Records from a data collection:
====================

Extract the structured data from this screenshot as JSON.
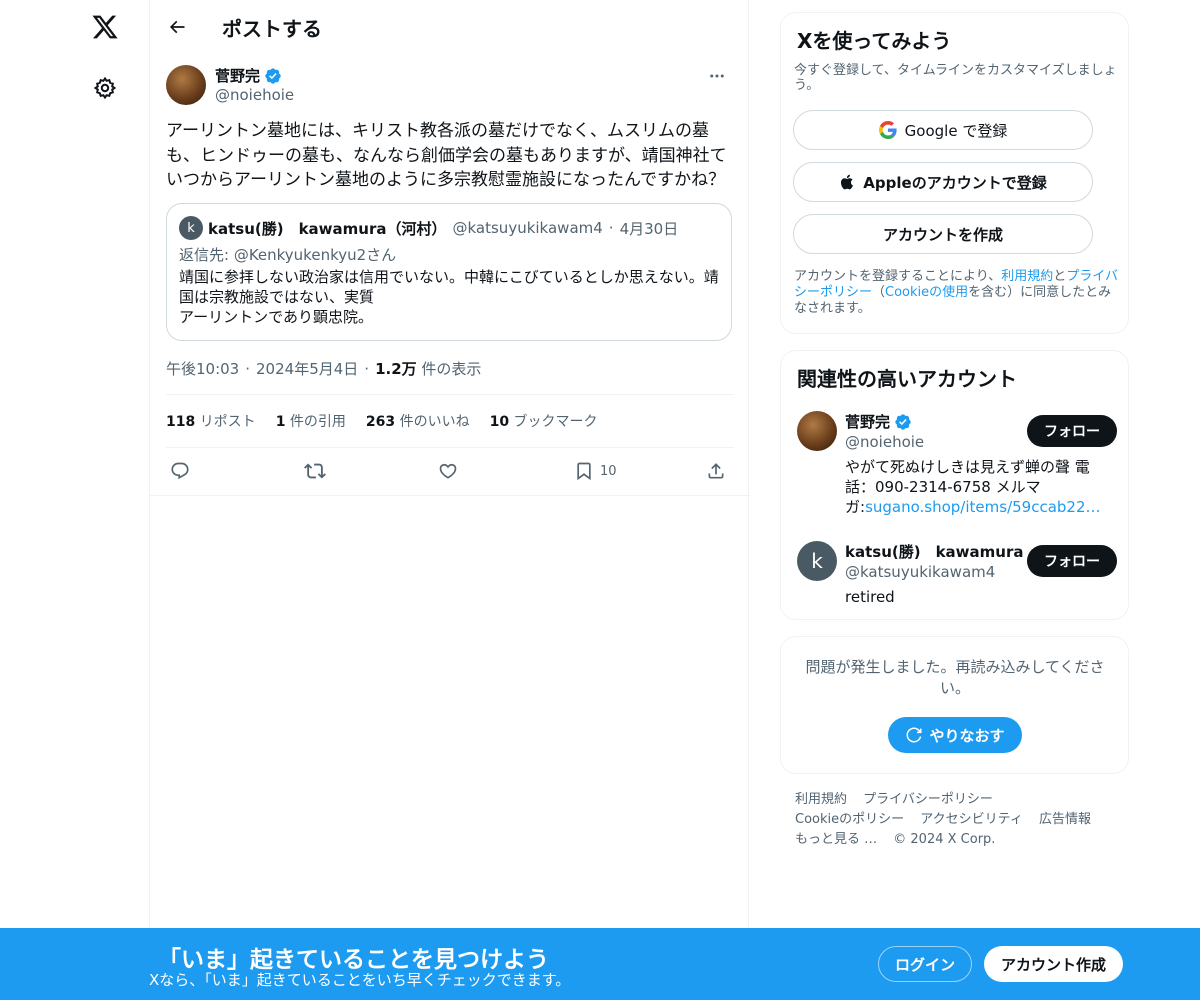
{
  "colors": {
    "accent": "#1d9bf0",
    "text": "#0f1419",
    "secondary": "#536471"
  },
  "left_rail": {
    "logo_icon": "x-logo-icon",
    "settings_icon": "gear-icon"
  },
  "header": {
    "title": "ポストする",
    "back_icon": "arrow-left-icon"
  },
  "tweet": {
    "author_name": "菅野完",
    "author_handle": "@noiehoie",
    "text": "アーリントン墓地には、キリスト教各派の墓だけでなく、ムスリムの墓も、ヒンドゥーの墓も、なんなら創価学会の墓もありますが、靖国神社ていつからアーリントン墓地のように多宗教慰霊施設になったんですかね？",
    "time": "午後10:03",
    "date": "2024年5月4日",
    "views_count": "1.2万",
    "views_label": "件の表示"
  },
  "quote": {
    "avatar_letter": "k",
    "name": "katsu(勝)　kawamura（河村）",
    "handle": "@katsuyukikawam4",
    "date": "4月30日",
    "reply_to": "返信先: @Kenkyukenkyu2さん",
    "body_lines": [
      "靖国に参拝しない政治家は信用でいない。中韓にこびているとしか思えない。靖",
      "国は宗教施設ではない、実質",
      "アーリントンであり顕忠院。"
    ]
  },
  "stats": {
    "reposts_count": "118",
    "reposts_label": "リポスト",
    "quotes_count": "1",
    "quotes_label": "件の引用",
    "likes_count": "263",
    "likes_label": "件のいいね",
    "bookmarks_count": "10",
    "bookmarks_label": "ブックマーク"
  },
  "actions": {
    "bookmark_count": "10"
  },
  "signup_card": {
    "title": "Xを使ってみよう",
    "subtitle": "今すぐ登録して、タイムラインをカスタマイズしましょう。",
    "google_label": "Google で登録",
    "apple_label": "Appleのアカウントで登録",
    "create_label": "アカウントを作成",
    "legal_prefix": "アカウントを登録することにより、",
    "terms_link": "利用規約",
    "legal_and": "と",
    "privacy_link": "プライバシーポリシー",
    "legal_mid": "（",
    "cookie_link": "Cookieの使用",
    "legal_suffix": "を含む）に同意したとみなされます。"
  },
  "related": {
    "title": "関連性の高いアカウント",
    "accounts": [
      {
        "name": "菅野完",
        "handle": "@noiehoie",
        "bio": "やがて死ぬけしきは見えず蝉の聲 電話：090-2314-6758 メルマガ:",
        "bio_link": "sugano.shop/items/59ccab22…",
        "follow_label": "フォロー"
      },
      {
        "avatar_letter": "k",
        "name": "katsu(勝)　kawamura",
        "handle": "@katsuyukikawam4",
        "bio": "retired",
        "follow_label": "フォロー"
      }
    ]
  },
  "trends_error": {
    "message": "問題が発生しました。再読み込みしてください。",
    "retry_label": "やりなおす"
  },
  "footer": {
    "links": [
      "利用規約",
      "プライバシーポリシー",
      "Cookieのポリシー",
      "アクセシビリティ",
      "広告情報",
      "もっと見る …"
    ],
    "copyright": "© 2024 X Corp."
  },
  "banner": {
    "title": "「いま」起きていることを見つけよう",
    "subtitle": "Xなら、「いま」起きていることをいち早くチェックできます。",
    "login_label": "ログイン",
    "signup_label": "アカウント作成"
  }
}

====================

Give the entries again without a single change, but with no pictures.

**SOLUTION TO THE PROBLEM:**
Extract the structured data from this screenshot as JSON.
{
  "colors": {
    "accent": "#1d9bf0",
    "text": "#0f1419",
    "secondary": "#536471"
  },
  "left_rail": {
    "logo_icon": "x-logo-icon",
    "settings_icon": "gear-icon"
  },
  "header": {
    "title": "ポストする",
    "back_icon": "arrow-left-icon"
  },
  "tweet": {
    "author_name": "菅野完",
    "author_handle": "@noiehoie",
    "text": "アーリントン墓地には、キリスト教各派の墓だけでなく、ムスリムの墓も、ヒンドゥーの墓も、なんなら創価学会の墓もありますが、靖国神社ていつからアーリントン墓地のように多宗教慰霊施設になったんですかね？",
    "time": "午後10:03",
    "date": "2024年5月4日",
    "views_count": "1.2万",
    "views_label": "件の表示"
  },
  "quote": {
    "avatar_letter": "k",
    "name": "katsu(勝)　kawamura（河村）",
    "handle": "@katsuyukikawam4",
    "date": "4月30日",
    "reply_to": "返信先: @Kenkyukenkyu2さん",
    "body_lines": [
      "靖国に参拝しない政治家は信用でいない。中韓にこびているとしか思えない。靖",
      "国は宗教施設ではない、実質",
      "アーリントンであり顕忠院。"
    ]
  },
  "stats": {
    "reposts_count": "118",
    "reposts_label": "リポスト",
    "quotes_count": "1",
    "quotes_label": "件の引用",
    "likes_count": "263",
    "likes_label": "件のいいね",
    "bookmarks_count": "10",
    "bookmarks_label": "ブックマーク"
  },
  "actions": {
    "bookmark_count": "10"
  },
  "signup_card": {
    "title": "Xを使ってみよう",
    "subtitle": "今すぐ登録して、タイムラインをカスタマイズしましょう。",
    "google_label": "Google で登録",
    "apple_label": "Appleのアカウントで登録",
    "create_label": "アカウントを作成",
    "legal_prefix": "アカウントを登録することにより、",
    "terms_link": "利用規約",
    "legal_and": "と",
    "privacy_link": "プライバシーポリシー",
    "legal_mid": "（",
    "cookie_link": "Cookieの使用",
    "legal_suffix": "を含む）に同意したとみなされます。"
  },
  "related": {
    "title": "関連性の高いアカウント",
    "accounts": [
      {
        "name": "菅野完",
        "handle": "@noiehoie",
        "bio": "やがて死ぬけしきは見えず蝉の聲 電話：090-2314-6758 メルマガ:",
        "bio_link": "sugano.shop/items/59ccab22…",
        "follow_label": "フォロー"
      },
      {
        "avatar_letter": "k",
        "name": "katsu(勝)　kawamura",
        "handle": "@katsuyukikawam4",
        "bio": "retired",
        "follow_label": "フォロー"
      }
    ]
  },
  "trends_error": {
    "message": "問題が発生しました。再読み込みしてください。",
    "retry_label": "やりなおす"
  },
  "footer": {
    "links": [
      "利用規約",
      "プライバシーポリシー",
      "Cookieのポリシー",
      "アクセシビリティ",
      "広告情報",
      "もっと見る …"
    ],
    "copyright": "© 2024 X Corp."
  },
  "banner": {
    "title": "「いま」起きていることを見つけよう",
    "subtitle": "Xなら、「いま」起きていることをいち早くチェックできます。",
    "login_label": "ログイン",
    "signup_label": "アカウント作成"
  }
}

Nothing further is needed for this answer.